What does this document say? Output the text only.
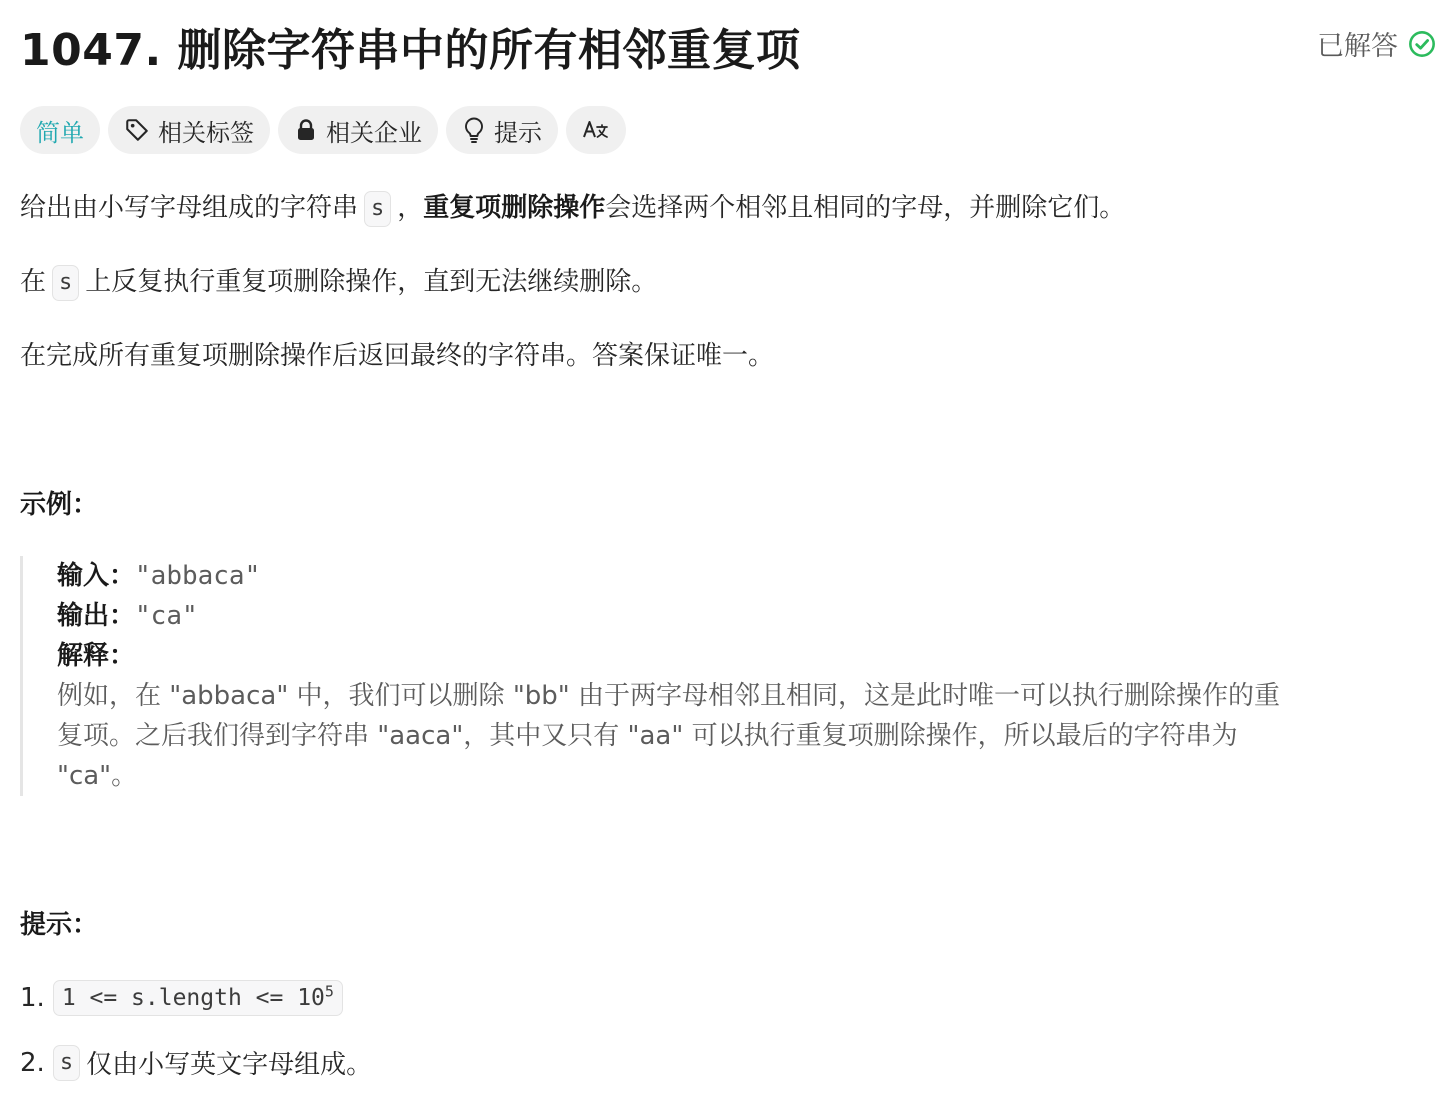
1047. 删除字符串中的所有相邻重复项	已解答
简单	相关标签	相关企业	提示
给出由小写字母组成的字符串 s ，重复项删除操作会选择两个相邻且相同的字母，并删除它们。
在 s 上反复执行重复项删除操作，直到无法继续删除。
在完成所有重复项删除操作后返回最终的字符串。答案保证唯一。
示例：
输入："abbaca"
输出："ca"
解释：
例如，在 "abbaca" 中，我们可以删除 "bb" 由于两字母相邻且相同，这是此时唯一可以执行删除操作的重
复项。之后我们得到字符串 "aaca"，其中又只有 "aa" 可以执行重复项删除操作，所以最后的字符串为
"ca"。
提示：
1. 1 <= s.length <= $10^5$
2. s 仅由小写英文字母组成。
+ + + + + + +
Write the lines above out again exactly, without any of their pictures.

What does this document say? Output the text only.
1047. 删除字符串中的所有相邻重复项	已解答
简单	相关标签	相关企业	提示
给出由小写字母组成的字符串 s ，重复项删除操作会选择两个相邻且相同的字母，并删除它们。
在 s 上反复执行重复项删除操作，直到无法继续删除。
在完成所有重复项删除操作后返回最终的字符串。答案保证唯一。
示例：
输入："abbaca"
输出："ca"
解释：
例如，在 "abbaca" 中，我们可以删除 "bb" 由于两字母相邻且相同，这是此时唯一可以执行删除操作的重
复项。之后我们得到字符串 "aaca"，其中又只有 "aa" 可以执行重复项删除操作，所以最后的字符串为
"ca"。
提示：
1. 1 <= s.length <= $10^5$
2. s 仅由小写英文字母组成。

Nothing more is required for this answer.